#### Collection entries
****

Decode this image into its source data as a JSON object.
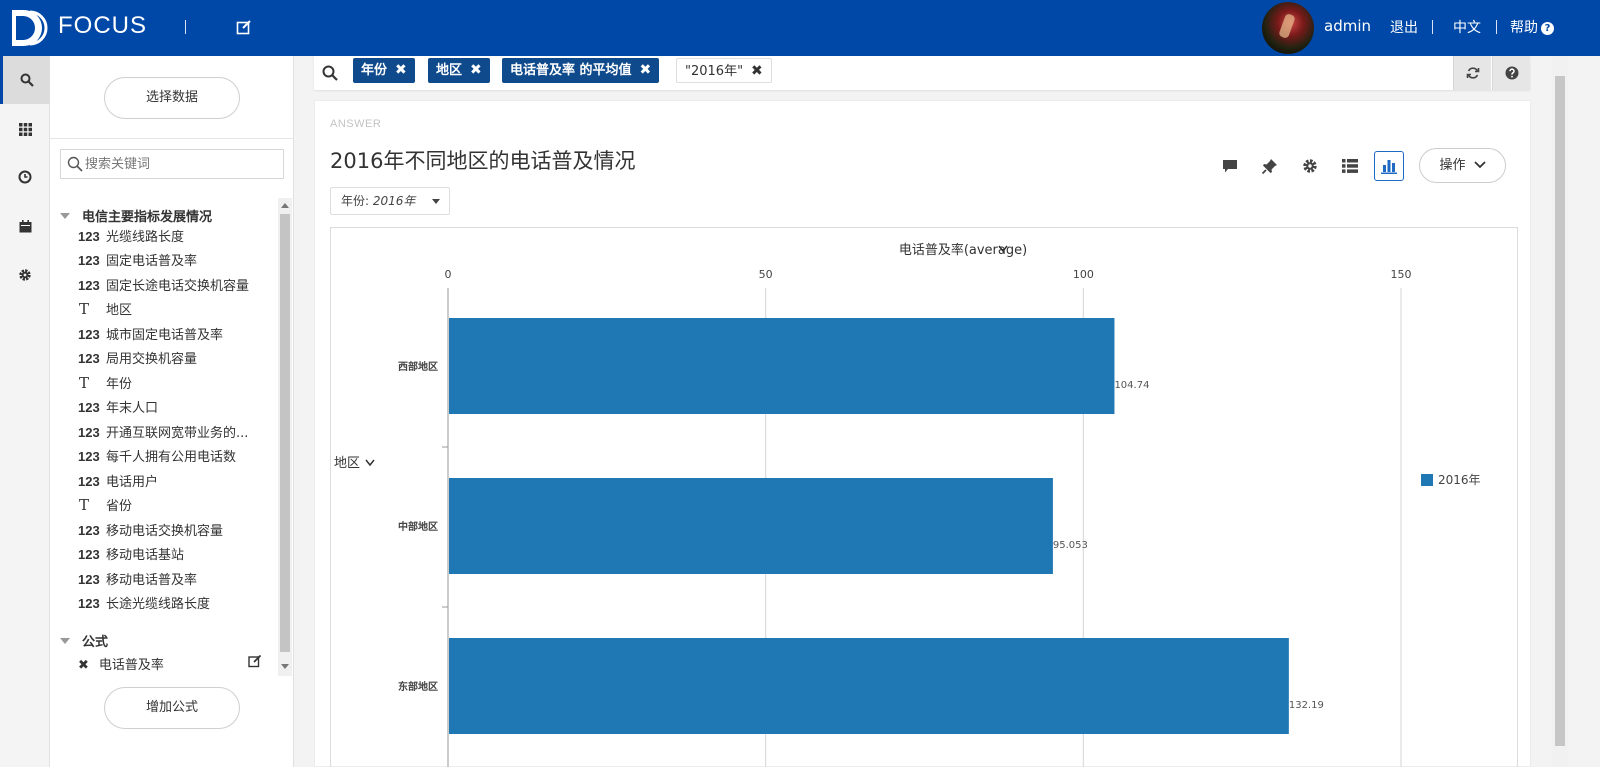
{
  "app": {
    "brand": "FOCUS",
    "user": "admin",
    "logout": "退出",
    "language": "中文",
    "help": "帮助"
  },
  "left_panel": {
    "select_data_label": "选择数据",
    "search_placeholder": "搜索关键词",
    "group_main": "电信主要指标发展情况",
    "fields": [
      {
        "type": "123",
        "label": "光缆线路长度"
      },
      {
        "type": "123",
        "label": "固定电话普及率"
      },
      {
        "type": "123",
        "label": "固定长途电话交换机容量"
      },
      {
        "type": "T",
        "label": "地区"
      },
      {
        "type": "123",
        "label": "城市固定电话普及率"
      },
      {
        "type": "123",
        "label": "局用交换机容量"
      },
      {
        "type": "T",
        "label": "年份"
      },
      {
        "type": "123",
        "label": "年末人口"
      },
      {
        "type": "123",
        "label": "开通互联网宽带业务的..."
      },
      {
        "type": "123",
        "label": "每千人拥有公用电话数"
      },
      {
        "type": "123",
        "label": "电话用户"
      },
      {
        "type": "T",
        "label": "省份"
      },
      {
        "type": "123",
        "label": "移动电话交换机容量"
      },
      {
        "type": "123",
        "label": "移动电话基站"
      },
      {
        "type": "123",
        "label": "移动电话普及率"
      },
      {
        "type": "123",
        "label": "长途光缆线路长度"
      }
    ],
    "group_formula": "公式",
    "formula_item": "电话普及率",
    "add_formula_label": "增加公式"
  },
  "search_bar": {
    "chips": [
      "年份",
      "地区",
      "电话普及率 的平均值"
    ],
    "literal_chip": "\"2016年\""
  },
  "answer": {
    "tag": "ANSWER",
    "title": "2016年不同地区的电话普及情况",
    "filter_label": "年份: ",
    "filter_value": "2016年",
    "ops_label": "操作"
  },
  "chart_data": {
    "type": "bar",
    "orientation": "horizontal",
    "categories": [
      "西部地区",
      "中部地区",
      "东部地区"
    ],
    "values": [
      104.74,
      95.053,
      132.19
    ],
    "value_labels": [
      "104.74",
      "95.053",
      "132.19"
    ],
    "xlabel": "电话普及率(average)",
    "ylabel": "地区",
    "xlim": [
      0,
      150
    ],
    "xticks": [
      "0",
      "50",
      "100",
      "150"
    ],
    "series": [
      {
        "name": "2016年",
        "color": "#1f77b4"
      }
    ],
    "grid": true,
    "legend": "right"
  }
}
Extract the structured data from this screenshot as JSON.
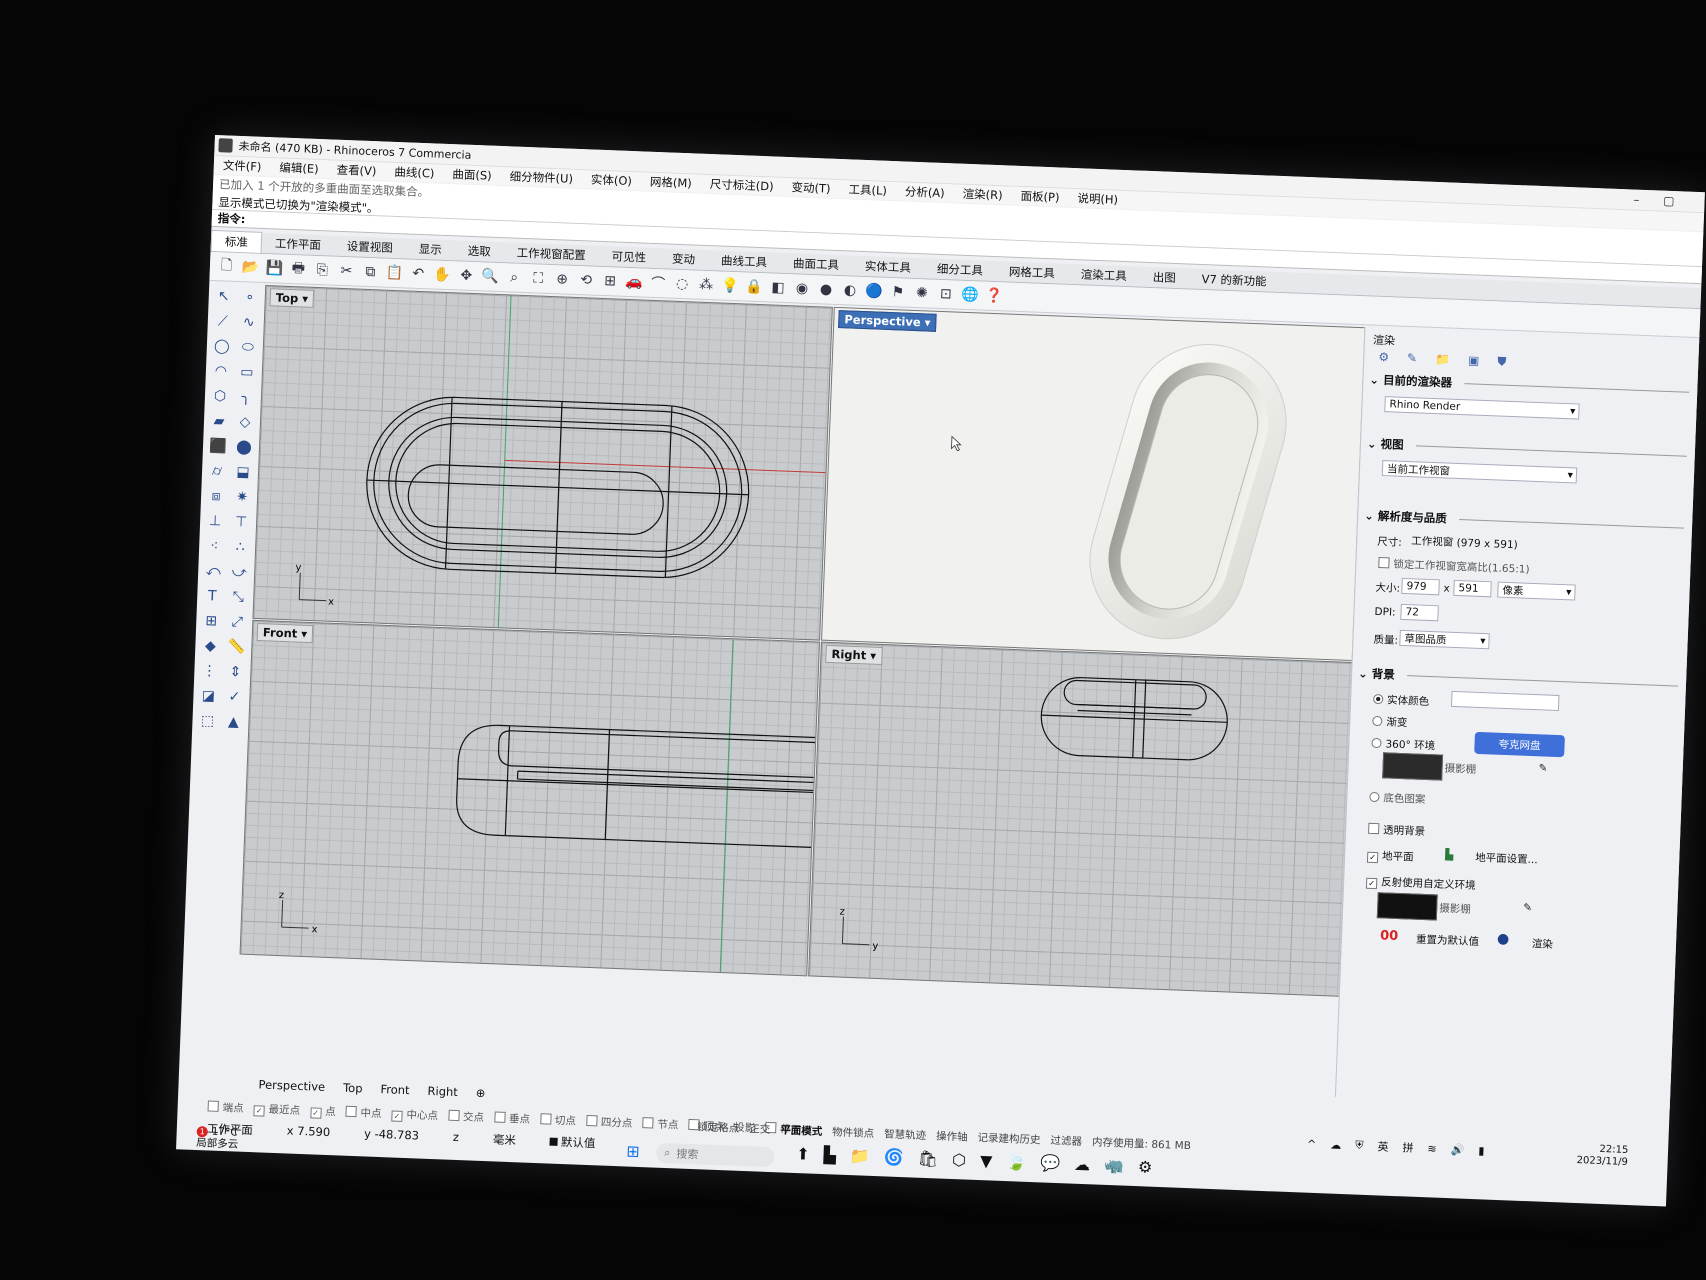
{
  "window": {
    "title": "未命名 (470 KB) - Rhinoceros 7 Commercia",
    "controls": [
      "–",
      "▢"
    ]
  },
  "menu": [
    "文件(F)",
    "编辑(E)",
    "查看(V)",
    "曲线(C)",
    "曲面(S)",
    "细分物件(U)",
    "实体(O)",
    "网格(M)",
    "尺寸标注(D)",
    "变动(T)",
    "工具(L)",
    "分析(A)",
    "渲染(R)",
    "面板(P)",
    "说明(H)"
  ],
  "command": {
    "history_1": "已加入 1 个开放的多重曲面至选取集合。",
    "history_2": "显示模式已切换为\"渲染模式\"。",
    "prompt": "指令:"
  },
  "tabs": [
    "标准",
    "工作平面",
    "设置视图",
    "显示",
    "选取",
    "工作视窗配置",
    "可见性",
    "变动",
    "曲线工具",
    "曲面工具",
    "实体工具",
    "细分工具",
    "网格工具",
    "渲染工具",
    "出图",
    "V7 的新功能"
  ],
  "active_tab": "标准",
  "viewports": {
    "top": {
      "label": "Top",
      "axis_1": "y",
      "axis_2": "x"
    },
    "perspective": {
      "label": "Perspective"
    },
    "front": {
      "label": "Front",
      "axis_1": "z",
      "axis_2": "x"
    },
    "right": {
      "label": "Right",
      "axis_1": "z",
      "axis_2": "y"
    }
  },
  "render_panel": {
    "title": "渲染",
    "current_renderer": {
      "section": "目前的渲染器",
      "value": "Rhino Render"
    },
    "view": {
      "section": "视图",
      "value": "当前工作视窗"
    },
    "resolution": {
      "section": "解析度与品质",
      "size_label": "尺寸:",
      "size_value": "工作视窗 (979 x 591)",
      "lock_label": "锁定工作视窗宽高比(1.65:1)",
      "dims_label": "大小:",
      "width": "979",
      "x": "x",
      "height": "591",
      "unit": "像素",
      "dpi_label": "DPI:",
      "dpi": "72",
      "quality_label": "质量:",
      "quality": "草图品质"
    },
    "background": {
      "section": "背景",
      "solid": "实体颜色",
      "gradient": "渐变",
      "env360": "360° 环境",
      "studio": "摄影棚",
      "wallpaper": "底色图案",
      "transparent": "透明背景",
      "ground": "地平面",
      "ground_settings": "地平面设置...",
      "reflection": "反射使用自定义环境",
      "studio2": "摄影棚",
      "reset": "重置为默认值",
      "render": "渲染",
      "cloud_badge": "夸克网盘"
    }
  },
  "viewport_tabs": [
    "Perspective",
    "Top",
    "Front",
    "Right",
    "⊕"
  ],
  "osnaps": [
    "端点",
    "最近点",
    "点",
    "中点",
    "中心点",
    "交点",
    "垂点",
    "切点",
    "四分点",
    "节点",
    "顶点",
    "投影",
    "停用"
  ],
  "status": {
    "plane": "工作平面",
    "x": "x 7.590",
    "y": "y -48.783",
    "z": "z",
    "unit": "毫米",
    "layer": "默认值"
  },
  "status_modes": [
    "锁定格点",
    "正交",
    "平面模式",
    "物件锁点",
    "智慧轨迹",
    "操作轴",
    "记录建构历史",
    "过滤器",
    "内存使用量: 861 MB"
  ],
  "status_mode_bold": "平面模式",
  "taskbar": {
    "search_placeholder": "搜索",
    "tray_lang_1": "英",
    "tray_lang_2": "拼",
    "time": "22:15",
    "date": "2023/11/9",
    "weather_temp": "17°C",
    "weather_desc": "局部多云",
    "weather_badge": "1"
  },
  "colors": {
    "accent": "#3c6fb6",
    "viewport_bg": "#c9ccce",
    "curve": "#111111"
  }
}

****

#### Written instruction
Exclude the pictures, and transcribe all of the material exactly.

#### Output of the task
Decode this image into its source data as a JSON object.
{
  "app": {
    "brand": "FOCUS",
    "user": "admin",
    "logout": "退出",
    "language": "中文",
    "help": "帮助"
  },
  "left_panel": {
    "select_data_label": "选择数据",
    "search_placeholder": "搜索关键词",
    "group_main": "电信主要指标发展情况",
    "fields": [
      {
        "type": "123",
        "label": "光缆线路长度"
      },
      {
        "type": "123",
        "label": "固定电话普及率"
      },
      {
        "type": "123",
        "label": "固定长途电话交换机容量"
      },
      {
        "type": "T",
        "label": "地区"
      },
      {
        "type": "123",
        "label": "城市固定电话普及率"
      },
      {
        "type": "123",
        "label": "局用交换机容量"
      },
      {
        "type": "T",
        "label": "年份"
      },
      {
        "type": "123",
        "label": "年末人口"
      },
      {
        "type": "123",
        "label": "开通互联网宽带业务的..."
      },
      {
        "type": "123",
        "label": "每千人拥有公用电话数"
      },
      {
        "type": "123",
        "label": "电话用户"
      },
      {
        "type": "T",
        "label": "省份"
      },
      {
        "type": "123",
        "label": "移动电话交换机容量"
      },
      {
        "type": "123",
        "label": "移动电话基站"
      },
      {
        "type": "123",
        "label": "移动电话普及率"
      },
      {
        "type": "123",
        "label": "长途光缆线路长度"
      }
    ],
    "group_formula": "公式",
    "formula_item": "电话普及率",
    "add_formula_label": "增加公式"
  },
  "search_bar": {
    "chips": [
      "年份",
      "地区",
      "电话普及率 的平均值"
    ],
    "literal_chip": "\"2016年\""
  },
  "answer": {
    "tag": "ANSWER",
    "title": "2016年不同地区的电话普及情况",
    "filter_label": "年份: ",
    "filter_value": "2016年",
    "ops_label": "操作"
  },
  "chart_data": {
    "type": "bar",
    "orientation": "horizontal",
    "categories": [
      "西部地区",
      "中部地区",
      "东部地区"
    ],
    "values": [
      104.74,
      95.053,
      132.19
    ],
    "value_labels": [
      "104.74",
      "95.053",
      "132.19"
    ],
    "xlabel": "电话普及率(average)",
    "ylabel": "地区",
    "xlim": [
      0,
      150
    ],
    "xticks": [
      "0",
      "50",
      "100",
      "150"
    ],
    "series": [
      {
        "name": "2016年",
        "color": "#1f77b4"
      }
    ],
    "grid": true,
    "legend": "right"
  }
}
Extract the structured data from this screenshot as JSON.
{
  "window": {
    "title": "未命名 (470 KB) - Rhinoceros 7 Commercia",
    "controls": [
      "–",
      "▢"
    ]
  },
  "menu": [
    "文件(F)",
    "编辑(E)",
    "查看(V)",
    "曲线(C)",
    "曲面(S)",
    "细分物件(U)",
    "实体(O)",
    "网格(M)",
    "尺寸标注(D)",
    "变动(T)",
    "工具(L)",
    "分析(A)",
    "渲染(R)",
    "面板(P)",
    "说明(H)"
  ],
  "command": {
    "history_1": "已加入 1 个开放的多重曲面至选取集合。",
    "history_2": "显示模式已切换为\"渲染模式\"。",
    "prompt": "指令:"
  },
  "tabs": [
    "标准",
    "工作平面",
    "设置视图",
    "显示",
    "选取",
    "工作视窗配置",
    "可见性",
    "变动",
    "曲线工具",
    "曲面工具",
    "实体工具",
    "细分工具",
    "网格工具",
    "渲染工具",
    "出图",
    "V7 的新功能"
  ],
  "active_tab": "标准",
  "viewports": {
    "top": {
      "label": "Top",
      "axis_1": "y",
      "axis_2": "x"
    },
    "perspective": {
      "label": "Perspective"
    },
    "front": {
      "label": "Front",
      "axis_1": "z",
      "axis_2": "x"
    },
    "right": {
      "label": "Right",
      "axis_1": "z",
      "axis_2": "y"
    }
  },
  "render_panel": {
    "title": "渲染",
    "current_renderer": {
      "section": "目前的渲染器",
      "value": "Rhino Render"
    },
    "view": {
      "section": "视图",
      "value": "当前工作视窗"
    },
    "resolution": {
      "section": "解析度与品质",
      "size_label": "尺寸:",
      "size_value": "工作视窗 (979 x 591)",
      "lock_label": "锁定工作视窗宽高比(1.65:1)",
      "dims_label": "大小:",
      "width": "979",
      "x": "x",
      "height": "591",
      "unit": "像素",
      "dpi_label": "DPI:",
      "dpi": "72",
      "quality_label": "质量:",
      "quality": "草图品质"
    },
    "background": {
      "section": "背景",
      "solid": "实体颜色",
      "gradient": "渐变",
      "env360": "360° 环境",
      "studio": "摄影棚",
      "wallpaper": "底色图案",
      "transparent": "透明背景",
      "ground": "地平面",
      "ground_settings": "地平面设置...",
      "reflection": "反射使用自定义环境",
      "studio2": "摄影棚",
      "reset": "重置为默认值",
      "render": "渲染",
      "cloud_badge": "夸克网盘"
    }
  },
  "viewport_tabs": [
    "Perspective",
    "Top",
    "Front",
    "Right",
    "⊕"
  ],
  "osnaps": [
    "端点",
    "最近点",
    "点",
    "中点",
    "中心点",
    "交点",
    "垂点",
    "切点",
    "四分点",
    "节点",
    "顶点",
    "投影",
    "停用"
  ],
  "status": {
    "plane": "工作平面",
    "x": "x 7.590",
    "y": "y -48.783",
    "z": "z",
    "unit": "毫米",
    "layer": "默认值"
  },
  "status_modes": [
    "锁定格点",
    "正交",
    "平面模式",
    "物件锁点",
    "智慧轨迹",
    "操作轴",
    "记录建构历史",
    "过滤器",
    "内存使用量: 861 MB"
  ],
  "status_mode_bold": "平面模式",
  "taskbar": {
    "search_placeholder": "搜索",
    "tray_lang_1": "英",
    "tray_lang_2": "拼",
    "time": "22:15",
    "date": "2023/11/9",
    "weather_temp": "17°C",
    "weather_desc": "局部多云",
    "weather_badge": "1"
  },
  "colors": {
    "accent": "#3c6fb6",
    "viewport_bg": "#c9ccce",
    "curve": "#111111"
  }
}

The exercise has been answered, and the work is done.